Stated task
Write out the records below once more, exactly as they stand.

Supplied material
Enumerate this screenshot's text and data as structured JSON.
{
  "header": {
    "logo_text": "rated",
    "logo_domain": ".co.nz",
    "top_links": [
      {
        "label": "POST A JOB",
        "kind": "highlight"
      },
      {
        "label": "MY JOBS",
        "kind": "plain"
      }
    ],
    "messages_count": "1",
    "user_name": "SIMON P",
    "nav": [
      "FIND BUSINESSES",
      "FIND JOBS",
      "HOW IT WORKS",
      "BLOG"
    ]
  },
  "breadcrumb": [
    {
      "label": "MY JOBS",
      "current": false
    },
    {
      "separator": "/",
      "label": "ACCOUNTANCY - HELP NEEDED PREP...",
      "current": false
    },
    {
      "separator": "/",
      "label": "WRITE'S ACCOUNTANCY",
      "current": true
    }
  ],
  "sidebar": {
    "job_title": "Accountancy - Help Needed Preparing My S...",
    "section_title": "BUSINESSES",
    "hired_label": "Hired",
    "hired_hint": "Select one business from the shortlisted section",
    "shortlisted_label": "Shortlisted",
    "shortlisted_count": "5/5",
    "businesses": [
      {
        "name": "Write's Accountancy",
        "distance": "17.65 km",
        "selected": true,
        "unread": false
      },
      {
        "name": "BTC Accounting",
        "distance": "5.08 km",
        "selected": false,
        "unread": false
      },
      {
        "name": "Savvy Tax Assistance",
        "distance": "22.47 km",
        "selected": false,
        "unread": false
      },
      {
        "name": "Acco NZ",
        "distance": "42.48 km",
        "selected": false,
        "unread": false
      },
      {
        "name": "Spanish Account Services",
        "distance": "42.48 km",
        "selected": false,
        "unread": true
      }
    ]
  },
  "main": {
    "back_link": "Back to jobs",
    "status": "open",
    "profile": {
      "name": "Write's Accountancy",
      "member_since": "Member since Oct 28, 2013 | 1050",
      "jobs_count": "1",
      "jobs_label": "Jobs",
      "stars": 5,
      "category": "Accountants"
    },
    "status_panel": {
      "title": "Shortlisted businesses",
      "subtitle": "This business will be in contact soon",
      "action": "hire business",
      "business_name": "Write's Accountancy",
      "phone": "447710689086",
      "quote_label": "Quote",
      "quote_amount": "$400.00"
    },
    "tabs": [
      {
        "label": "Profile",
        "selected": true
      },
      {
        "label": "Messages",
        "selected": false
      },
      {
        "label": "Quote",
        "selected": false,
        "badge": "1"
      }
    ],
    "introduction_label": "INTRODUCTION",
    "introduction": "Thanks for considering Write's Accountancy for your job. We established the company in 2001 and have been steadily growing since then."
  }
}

The output
Enumerate this screenshot's text and data as structured JSON.
{
  "header": {
    "logo_text": "rated",
    "logo_domain": ".co.nz",
    "top_links": [
      {
        "label": "POST A JOB",
        "kind": "highlight"
      },
      {
        "label": "MY JOBS",
        "kind": "plain"
      }
    ],
    "messages_count": "1",
    "user_name": "SIMON P",
    "nav": [
      "FIND BUSINESSES",
      "FIND JOBS",
      "HOW IT WORKS",
      "BLOG"
    ]
  },
  "breadcrumb": [
    {
      "label": "MY JOBS",
      "current": false
    },
    {
      "separator": "/",
      "label": "ACCOUNTANCY - HELP NEEDED PREP...",
      "current": false
    },
    {
      "separator": "/",
      "label": "WRITE'S ACCOUNTANCY",
      "current": true
    }
  ],
  "sidebar": {
    "job_title": "Accountancy - Help Needed Preparing My S...",
    "section_title": "BUSINESSES",
    "hired_label": "Hired",
    "hired_hint": "Select one business from the shortlisted section",
    "shortlisted_label": "Shortlisted",
    "shortlisted_count": "5/5",
    "businesses": [
      {
        "name": "Write's Accountancy",
        "distance": "17.65 km",
        "selected": true,
        "unread": false
      },
      {
        "name": "BTC Accounting",
        "distance": "5.08 km",
        "selected": false,
        "unread": false
      },
      {
        "name": "Savvy Tax Assistance",
        "distance": "22.47 km",
        "selected": false,
        "unread": false
      },
      {
        "name": "Acco NZ",
        "distance": "42.48 km",
        "selected": false,
        "unread": false
      },
      {
        "name": "Spanish Account Services",
        "distance": "42.48 km",
        "selected": false,
        "unread": true
      }
    ]
  },
  "main": {
    "back_link": "Back to jobs",
    "status": "open",
    "profile": {
      "name": "Write's Accountancy",
      "member_since": "Member since Oct 28, 2013 | 1050",
      "jobs_count": "1",
      "jobs_label": "Jobs",
      "stars": 5,
      "category": "Accountants"
    },
    "status_panel": {
      "title": "Shortlisted businesses",
      "subtitle": "This business will be in contact soon",
      "action": "hire business",
      "business_name": "Write's Accountancy",
      "phone": "447710689086",
      "quote_label": "Quote",
      "quote_amount": "$400.00"
    },
    "tabs": [
      {
        "label": "Profile",
        "selected": true
      },
      {
        "label": "Messages",
        "selected": false
      },
      {
        "label": "Quote",
        "selected": false,
        "badge": "1"
      }
    ],
    "introduction_label": "INTRODUCTION",
    "introduction": "Thanks for considering Write's Accountancy for your job. We established the company in 2001 and have been steadily growing since then."
  }
}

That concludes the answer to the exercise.